RECORDS PROVIDED:

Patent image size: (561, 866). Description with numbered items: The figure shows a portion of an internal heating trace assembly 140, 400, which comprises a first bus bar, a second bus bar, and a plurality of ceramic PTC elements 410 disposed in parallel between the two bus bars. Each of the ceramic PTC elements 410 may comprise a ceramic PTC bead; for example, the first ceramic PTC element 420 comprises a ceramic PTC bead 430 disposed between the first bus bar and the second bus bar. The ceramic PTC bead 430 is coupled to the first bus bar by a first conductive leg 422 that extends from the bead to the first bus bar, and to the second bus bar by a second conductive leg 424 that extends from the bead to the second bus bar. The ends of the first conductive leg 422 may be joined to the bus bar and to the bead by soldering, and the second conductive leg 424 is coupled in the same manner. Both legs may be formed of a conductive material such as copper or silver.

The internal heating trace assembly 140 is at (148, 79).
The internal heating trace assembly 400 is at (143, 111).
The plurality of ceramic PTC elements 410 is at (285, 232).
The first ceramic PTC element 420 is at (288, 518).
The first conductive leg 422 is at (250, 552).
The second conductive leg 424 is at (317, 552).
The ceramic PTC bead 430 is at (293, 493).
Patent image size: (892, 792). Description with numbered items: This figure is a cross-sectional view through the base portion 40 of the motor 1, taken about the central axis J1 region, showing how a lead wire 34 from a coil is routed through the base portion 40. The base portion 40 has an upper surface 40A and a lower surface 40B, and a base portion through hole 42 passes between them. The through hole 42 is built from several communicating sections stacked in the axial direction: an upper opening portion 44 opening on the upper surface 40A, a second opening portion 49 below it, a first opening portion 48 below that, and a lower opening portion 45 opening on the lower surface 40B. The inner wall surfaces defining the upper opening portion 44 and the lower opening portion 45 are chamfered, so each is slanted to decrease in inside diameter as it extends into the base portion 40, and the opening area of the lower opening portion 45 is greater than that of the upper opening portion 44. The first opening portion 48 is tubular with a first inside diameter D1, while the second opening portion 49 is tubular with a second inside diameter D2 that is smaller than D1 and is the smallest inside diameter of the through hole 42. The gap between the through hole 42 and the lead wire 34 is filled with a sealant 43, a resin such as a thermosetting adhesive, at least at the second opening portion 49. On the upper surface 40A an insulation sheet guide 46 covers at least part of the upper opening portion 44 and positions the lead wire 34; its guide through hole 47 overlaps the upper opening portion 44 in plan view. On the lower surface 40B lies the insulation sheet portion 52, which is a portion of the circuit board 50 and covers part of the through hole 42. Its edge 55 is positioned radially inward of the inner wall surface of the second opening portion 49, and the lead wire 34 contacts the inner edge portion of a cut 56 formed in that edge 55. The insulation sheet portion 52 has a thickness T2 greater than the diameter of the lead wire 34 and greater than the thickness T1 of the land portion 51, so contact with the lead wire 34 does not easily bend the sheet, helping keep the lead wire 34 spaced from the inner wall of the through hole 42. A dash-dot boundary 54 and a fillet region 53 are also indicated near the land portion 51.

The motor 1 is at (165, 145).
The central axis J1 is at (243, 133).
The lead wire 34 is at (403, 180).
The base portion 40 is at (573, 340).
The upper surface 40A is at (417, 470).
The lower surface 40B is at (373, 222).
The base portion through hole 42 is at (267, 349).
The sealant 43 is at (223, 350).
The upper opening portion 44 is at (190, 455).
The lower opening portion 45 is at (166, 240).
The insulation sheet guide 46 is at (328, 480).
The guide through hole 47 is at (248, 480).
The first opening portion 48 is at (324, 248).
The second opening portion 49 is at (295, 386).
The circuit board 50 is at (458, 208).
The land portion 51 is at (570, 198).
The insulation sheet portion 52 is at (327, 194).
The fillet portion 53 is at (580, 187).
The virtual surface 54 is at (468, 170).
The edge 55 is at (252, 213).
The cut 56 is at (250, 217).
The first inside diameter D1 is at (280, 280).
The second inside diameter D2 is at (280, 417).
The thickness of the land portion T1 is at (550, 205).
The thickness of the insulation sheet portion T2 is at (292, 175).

EXERCISE PROMPT: Reproduce the material word for word, starting with its first line and ending with the line that contains "The plurality of". Include both of these lines.

RESULT OF THIS TASK:
Patent image size: (561, 866). Description with numbered items: The figure shows a portion of an internal heating trace assembly 140, 400, which comprises a first bus bar, a second bus bar, and a plurality of ceramic PTC elements 410 disposed in parallel between the two bus bars. Each of the ceramic PTC elements 410 may comprise a ceramic PTC bead; for example, the first ceramic PTC element 420 comprises a ceramic PTC bead 430 disposed between the first bus bar and the second bus bar. The ceramic PTC bead 430 is coupled to the first bus bar by a first conductive leg 422 that extends from the bead to the first bus bar, and to the second bus bar by a second conductive leg 424 that extends from the bead to the second bus bar. The ends of the first conductive leg 422 may be joined to the bus bar and to the bead by soldering, and the second conductive leg 424 is coupled in the same manner. Both legs may be formed of a conductive material such as copper or silver.

The internal heating trace assembly 140 is at (148, 79).
The internal heating trace assembly 400 is at (143, 111).
The plurality of ceramic PTC elements 410 is at (285, 232).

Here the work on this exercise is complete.